Written instruction: Transcribe the material word for word, but without the images.

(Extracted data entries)

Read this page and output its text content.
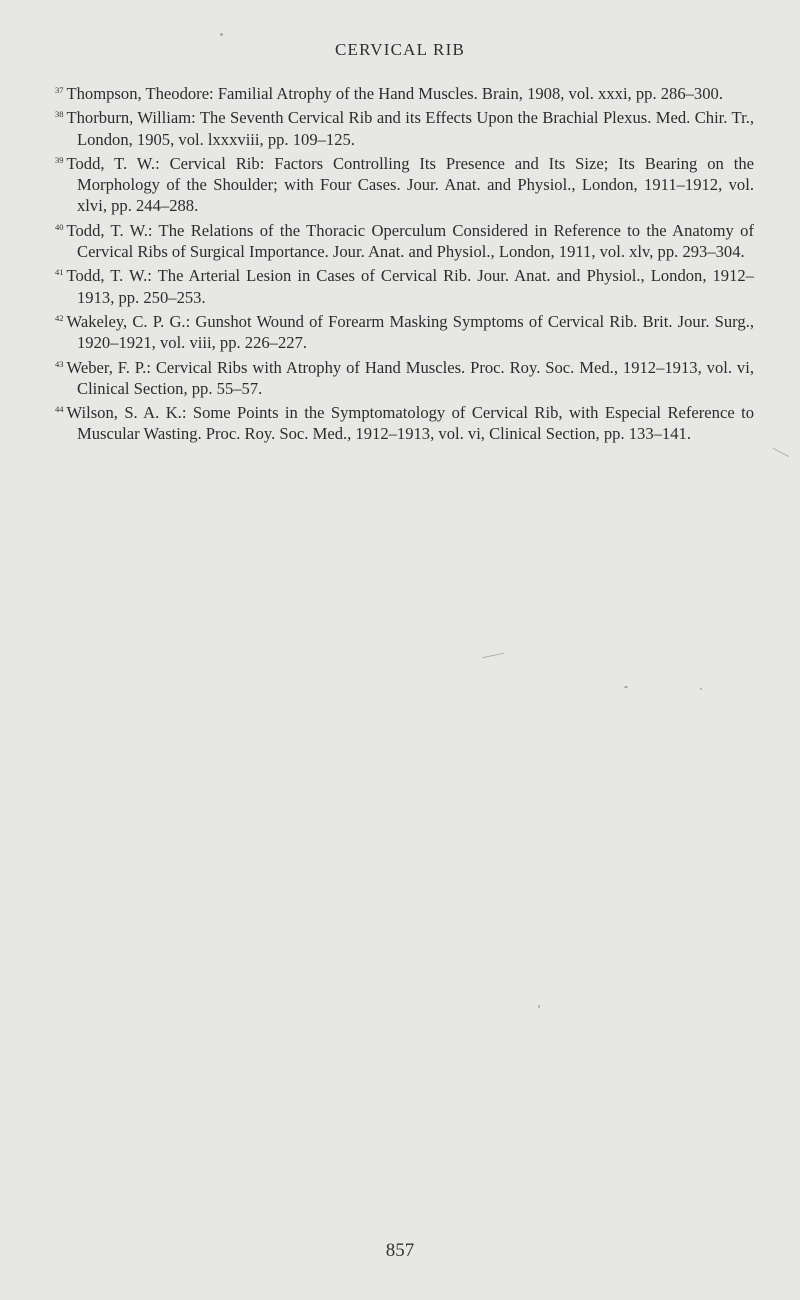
CERVICAL RIB

$^{37}$ Thompson, Theodore: Familial Atrophy of the Hand Muscles. Brain, 1908, vol. xxxi, pp. 286–300.

$^{38}$ Thorburn, William: The Seventh Cervical Rib and its Effects Upon the Brachial Plexus. Med. Chir. Tr., London, 1905, vol. lxxxviii, pp. 109–125.

$^{39}$ Todd, T. W.: Cervical Rib: Factors Controlling Its Presence and Its Size; Its Bearing on the Morphology of the Shoulder; with Four Cases. Jour. Anat. and Physiol., London, 1911–1912, vol. xlvi, pp. 244–288.

$^{40}$ Todd, T. W.: The Relations of the Thoracic Operculum Considered in Reference to the Anatomy of Cervical Ribs of Surgical Importance. Jour. Anat. and Physiol., London, 1911, vol. xlv, pp. 293–304.

$^{41}$ Todd, T. W.: The Arterial Lesion in Cases of Cervical Rib. Jour. Anat. and Physiol., London, 1912–1913, pp. 250–253.

$^{42}$ Wakeley, C. P. G.: Gunshot Wound of Forearm Masking Symptoms of Cervical Rib. Brit. Jour. Surg., 1920–1921, vol. viii, pp. 226–227.

$^{43}$ Weber, F. P.: Cervical Ribs with Atrophy of Hand Muscles. Proc. Roy. Soc. Med., 1912–1913, vol. vi, Clinical Section, pp. 55–57.

$^{44}$ Wilson, S. A. K.: Some Points in the Symptomatology of Cervical Rib, with Especial Reference to Muscular Wasting. Proc. Roy. Soc. Med., 1912–1913, vol. vi, Clinical Section, pp. 133–141.

857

Written answer:
Read this page and output its text content.
CERVICAL RIB

$^{37}$ Thompson, Theodore: Familial Atrophy of the Hand Muscles. Brain, 1908, vol. xxxi, pp. 286–300.

$^{38}$ Thorburn, William: The Seventh Cervical Rib and its Effects Upon the Brachial Plexus. Med. Chir. Tr., London, 1905, vol. lxxxviii, pp. 109–125.

$^{39}$ Todd, T. W.: Cervical Rib: Factors Controlling Its Presence and Its Size; Its Bearing on the Morphology of the Shoulder; with Four Cases. Jour. Anat. and Physiol., London, 1911–1912, vol. xlvi, pp. 244–288.

$^{40}$ Todd, T. W.: The Relations of the Thoracic Operculum Considered in Reference to the Anatomy of Cervical Ribs of Surgical Importance. Jour. Anat. and Physiol., London, 1911, vol. xlv, pp. 293–304.

$^{41}$ Todd, T. W.: The Arterial Lesion in Cases of Cervical Rib. Jour. Anat. and Physiol., London, 1912–1913, pp. 250–253.

$^{42}$ Wakeley, C. P. G.: Gunshot Wound of Forearm Masking Symptoms of Cervical Rib. Brit. Jour. Surg., 1920–1921, vol. viii, pp. 226–227.

$^{43}$ Weber, F. P.: Cervical Ribs with Atrophy of Hand Muscles. Proc. Roy. Soc. Med., 1912–1913, vol. vi, Clinical Section, pp. 55–57.

$^{44}$ Wilson, S. A. K.: Some Points in the Symptomatology of Cervical Rib, with Especial Reference to Muscular Wasting. Proc. Roy. Soc. Med., 1912–1913, vol. vi, Clinical Section, pp. 133–141.

857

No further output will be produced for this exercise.